### Data excerpts ###

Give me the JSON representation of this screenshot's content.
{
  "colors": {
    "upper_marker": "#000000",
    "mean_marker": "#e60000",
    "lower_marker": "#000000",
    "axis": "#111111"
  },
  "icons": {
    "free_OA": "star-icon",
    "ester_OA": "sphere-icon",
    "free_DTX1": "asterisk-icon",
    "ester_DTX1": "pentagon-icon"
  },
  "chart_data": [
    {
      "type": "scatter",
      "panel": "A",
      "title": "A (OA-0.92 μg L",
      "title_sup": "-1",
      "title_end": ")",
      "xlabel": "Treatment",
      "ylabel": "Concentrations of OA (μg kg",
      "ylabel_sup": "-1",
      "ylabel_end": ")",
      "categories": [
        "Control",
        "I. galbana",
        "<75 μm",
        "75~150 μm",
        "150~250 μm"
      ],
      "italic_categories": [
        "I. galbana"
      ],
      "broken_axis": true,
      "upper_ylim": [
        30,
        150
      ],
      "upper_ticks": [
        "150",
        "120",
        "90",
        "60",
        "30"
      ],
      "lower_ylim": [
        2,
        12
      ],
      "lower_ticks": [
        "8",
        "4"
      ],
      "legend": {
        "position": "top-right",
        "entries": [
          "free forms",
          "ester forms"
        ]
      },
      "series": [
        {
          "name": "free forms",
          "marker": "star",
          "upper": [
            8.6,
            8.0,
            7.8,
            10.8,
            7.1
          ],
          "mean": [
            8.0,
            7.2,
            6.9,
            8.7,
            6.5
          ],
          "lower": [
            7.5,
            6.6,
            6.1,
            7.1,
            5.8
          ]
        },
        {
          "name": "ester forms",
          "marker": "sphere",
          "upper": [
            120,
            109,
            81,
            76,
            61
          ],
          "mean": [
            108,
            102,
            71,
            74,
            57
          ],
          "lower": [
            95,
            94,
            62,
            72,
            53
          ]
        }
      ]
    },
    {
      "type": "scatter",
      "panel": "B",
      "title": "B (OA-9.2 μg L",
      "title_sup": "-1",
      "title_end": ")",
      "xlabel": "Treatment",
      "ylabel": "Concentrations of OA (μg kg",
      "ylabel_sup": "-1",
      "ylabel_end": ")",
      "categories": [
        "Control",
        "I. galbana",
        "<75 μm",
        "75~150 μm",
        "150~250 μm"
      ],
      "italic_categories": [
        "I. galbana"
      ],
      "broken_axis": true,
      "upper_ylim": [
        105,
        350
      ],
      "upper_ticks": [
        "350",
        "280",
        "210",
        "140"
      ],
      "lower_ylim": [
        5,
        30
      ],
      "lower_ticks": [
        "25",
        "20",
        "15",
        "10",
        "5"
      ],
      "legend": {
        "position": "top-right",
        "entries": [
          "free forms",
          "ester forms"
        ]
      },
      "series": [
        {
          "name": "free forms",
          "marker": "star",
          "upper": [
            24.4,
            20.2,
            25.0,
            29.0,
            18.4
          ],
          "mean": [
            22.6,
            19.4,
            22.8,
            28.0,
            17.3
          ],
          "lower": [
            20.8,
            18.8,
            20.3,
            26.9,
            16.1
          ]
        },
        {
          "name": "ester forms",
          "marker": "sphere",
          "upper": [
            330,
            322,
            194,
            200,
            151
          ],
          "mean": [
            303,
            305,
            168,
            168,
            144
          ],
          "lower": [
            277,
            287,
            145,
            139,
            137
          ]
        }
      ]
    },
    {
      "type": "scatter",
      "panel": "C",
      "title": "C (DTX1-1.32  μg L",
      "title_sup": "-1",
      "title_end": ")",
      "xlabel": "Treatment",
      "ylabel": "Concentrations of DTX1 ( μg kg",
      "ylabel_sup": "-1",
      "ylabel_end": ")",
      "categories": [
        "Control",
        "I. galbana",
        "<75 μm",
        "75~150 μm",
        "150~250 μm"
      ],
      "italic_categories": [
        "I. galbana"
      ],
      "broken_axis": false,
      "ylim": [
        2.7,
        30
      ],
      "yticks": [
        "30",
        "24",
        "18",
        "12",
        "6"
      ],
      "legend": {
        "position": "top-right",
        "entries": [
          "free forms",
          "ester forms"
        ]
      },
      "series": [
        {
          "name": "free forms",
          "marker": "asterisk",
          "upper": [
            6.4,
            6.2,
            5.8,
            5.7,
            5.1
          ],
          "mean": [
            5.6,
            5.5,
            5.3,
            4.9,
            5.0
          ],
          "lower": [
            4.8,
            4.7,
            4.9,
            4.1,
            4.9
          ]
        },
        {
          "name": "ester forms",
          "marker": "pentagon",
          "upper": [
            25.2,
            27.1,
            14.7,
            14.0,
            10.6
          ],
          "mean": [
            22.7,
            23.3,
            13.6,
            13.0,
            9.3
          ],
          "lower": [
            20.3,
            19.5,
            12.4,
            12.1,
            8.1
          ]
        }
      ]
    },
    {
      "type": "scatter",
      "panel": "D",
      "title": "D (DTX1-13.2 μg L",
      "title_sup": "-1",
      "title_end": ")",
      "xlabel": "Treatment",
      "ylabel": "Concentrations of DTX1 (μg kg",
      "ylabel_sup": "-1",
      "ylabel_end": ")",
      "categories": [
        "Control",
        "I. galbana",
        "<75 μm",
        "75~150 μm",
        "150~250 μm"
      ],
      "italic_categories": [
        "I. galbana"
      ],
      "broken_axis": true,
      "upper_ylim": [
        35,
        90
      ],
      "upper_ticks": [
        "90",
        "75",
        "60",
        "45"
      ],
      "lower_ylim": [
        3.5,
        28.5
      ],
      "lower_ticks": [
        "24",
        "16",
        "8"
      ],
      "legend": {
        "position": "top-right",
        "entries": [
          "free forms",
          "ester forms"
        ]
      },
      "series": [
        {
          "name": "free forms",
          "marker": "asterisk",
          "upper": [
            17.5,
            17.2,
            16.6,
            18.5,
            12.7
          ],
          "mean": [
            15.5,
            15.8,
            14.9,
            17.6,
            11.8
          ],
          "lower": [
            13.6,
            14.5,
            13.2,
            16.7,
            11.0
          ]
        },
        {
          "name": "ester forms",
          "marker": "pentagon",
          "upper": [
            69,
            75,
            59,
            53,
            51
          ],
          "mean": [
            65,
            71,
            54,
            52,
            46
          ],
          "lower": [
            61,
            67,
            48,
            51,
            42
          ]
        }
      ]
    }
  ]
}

###

__Exercise objective__: Transcribe all entries exactly as they are given.

__Final result__:
Give me the JSON representation of this screenshot's content.
{
  "colors": {
    "upper_marker": "#000000",
    "mean_marker": "#e60000",
    "lower_marker": "#000000",
    "axis": "#111111"
  },
  "icons": {
    "free_OA": "star-icon",
    "ester_OA": "sphere-icon",
    "free_DTX1": "asterisk-icon",
    "ester_DTX1": "pentagon-icon"
  },
  "chart_data": [
    {
      "type": "scatter",
      "panel": "A",
      "title": "A (OA-0.92 μg L",
      "title_sup": "-1",
      "title_end": ")",
      "xlabel": "Treatment",
      "ylabel": "Concentrations of OA (μg kg",
      "ylabel_sup": "-1",
      "ylabel_end": ")",
      "categories": [
        "Control",
        "I. galbana",
        "<75 μm",
        "75~150 μm",
        "150~250 μm"
      ],
      "italic_categories": [
        "I. galbana"
      ],
      "broken_axis": true,
      "upper_ylim": [
        30,
        150
      ],
      "upper_ticks": [
        "150",
        "120",
        "90",
        "60",
        "30"
      ],
      "lower_ylim": [
        2,
        12
      ],
      "lower_ticks": [
        "8",
        "4"
      ],
      "legend": {
        "position": "top-right",
        "entries": [
          "free forms",
          "ester forms"
        ]
      },
      "series": [
        {
          "name": "free forms",
          "marker": "star",
          "upper": [
            8.6,
            8.0,
            7.8,
            10.8,
            7.1
          ],
          "mean": [
            8.0,
            7.2,
            6.9,
            8.7,
            6.5
          ],
          "lower": [
            7.5,
            6.6,
            6.1,
            7.1,
            5.8
          ]
        },
        {
          "name": "ester forms",
          "marker": "sphere",
          "upper": [
            120,
            109,
            81,
            76,
            61
          ],
          "mean": [
            108,
            102,
            71,
            74,
            57
          ],
          "lower": [
            95,
            94,
            62,
            72,
            53
          ]
        }
      ]
    },
    {
      "type": "scatter",
      "panel": "B",
      "title": "B (OA-9.2 μg L",
      "title_sup": "-1",
      "title_end": ")",
      "xlabel": "Treatment",
      "ylabel": "Concentrations of OA (μg kg",
      "ylabel_sup": "-1",
      "ylabel_end": ")",
      "categories": [
        "Control",
        "I. galbana",
        "<75 μm",
        "75~150 μm",
        "150~250 μm"
      ],
      "italic_categories": [
        "I. galbana"
      ],
      "broken_axis": true,
      "upper_ylim": [
        105,
        350
      ],
      "upper_ticks": [
        "350",
        "280",
        "210",
        "140"
      ],
      "lower_ylim": [
        5,
        30
      ],
      "lower_ticks": [
        "25",
        "20",
        "15",
        "10",
        "5"
      ],
      "legend": {
        "position": "top-right",
        "entries": [
          "free forms",
          "ester forms"
        ]
      },
      "series": [
        {
          "name": "free forms",
          "marker": "star",
          "upper": [
            24.4,
            20.2,
            25.0,
            29.0,
            18.4
          ],
          "mean": [
            22.6,
            19.4,
            22.8,
            28.0,
            17.3
          ],
          "lower": [
            20.8,
            18.8,
            20.3,
            26.9,
            16.1
          ]
        },
        {
          "name": "ester forms",
          "marker": "sphere",
          "upper": [
            330,
            322,
            194,
            200,
            151
          ],
          "mean": [
            303,
            305,
            168,
            168,
            144
          ],
          "lower": [
            277,
            287,
            145,
            139,
            137
          ]
        }
      ]
    },
    {
      "type": "scatter",
      "panel": "C",
      "title": "C (DTX1-1.32  μg L",
      "title_sup": "-1",
      "title_end": ")",
      "xlabel": "Treatment",
      "ylabel": "Concentrations of DTX1 ( μg kg",
      "ylabel_sup": "-1",
      "ylabel_end": ")",
      "categories": [
        "Control",
        "I. galbana",
        "<75 μm",
        "75~150 μm",
        "150~250 μm"
      ],
      "italic_categories": [
        "I. galbana"
      ],
      "broken_axis": false,
      "ylim": [
        2.7,
        30
      ],
      "yticks": [
        "30",
        "24",
        "18",
        "12",
        "6"
      ],
      "legend": {
        "position": "top-right",
        "entries": [
          "free forms",
          "ester forms"
        ]
      },
      "series": [
        {
          "name": "free forms",
          "marker": "asterisk",
          "upper": [
            6.4,
            6.2,
            5.8,
            5.7,
            5.1
          ],
          "mean": [
            5.6,
            5.5,
            5.3,
            4.9,
            5.0
          ],
          "lower": [
            4.8,
            4.7,
            4.9,
            4.1,
            4.9
          ]
        },
        {
          "name": "ester forms",
          "marker": "pentagon",
          "upper": [
            25.2,
            27.1,
            14.7,
            14.0,
            10.6
          ],
          "mean": [
            22.7,
            23.3,
            13.6,
            13.0,
            9.3
          ],
          "lower": [
            20.3,
            19.5,
            12.4,
            12.1,
            8.1
          ]
        }
      ]
    },
    {
      "type": "scatter",
      "panel": "D",
      "title": "D (DTX1-13.2 μg L",
      "title_sup": "-1",
      "title_end": ")",
      "xlabel": "Treatment",
      "ylabel": "Concentrations of DTX1 (μg kg",
      "ylabel_sup": "-1",
      "ylabel_end": ")",
      "categories": [
        "Control",
        "I. galbana",
        "<75 μm",
        "75~150 μm",
        "150~250 μm"
      ],
      "italic_categories": [
        "I. galbana"
      ],
      "broken_axis": true,
      "upper_ylim": [
        35,
        90
      ],
      "upper_ticks": [
        "90",
        "75",
        "60",
        "45"
      ],
      "lower_ylim": [
        3.5,
        28.5
      ],
      "lower_ticks": [
        "24",
        "16",
        "8"
      ],
      "legend": {
        "position": "top-right",
        "entries": [
          "free forms",
          "ester forms"
        ]
      },
      "series": [
        {
          "name": "free forms",
          "marker": "asterisk",
          "upper": [
            17.5,
            17.2,
            16.6,
            18.5,
            12.7
          ],
          "mean": [
            15.5,
            15.8,
            14.9,
            17.6,
            11.8
          ],
          "lower": [
            13.6,
            14.5,
            13.2,
            16.7,
            11.0
          ]
        },
        {
          "name": "ester forms",
          "marker": "pentagon",
          "upper": [
            69,
            75,
            59,
            53,
            51
          ],
          "mean": [
            65,
            71,
            54,
            52,
            46
          ],
          "lower": [
            61,
            67,
            48,
            51,
            42
          ]
        }
      ]
    }
  ]
}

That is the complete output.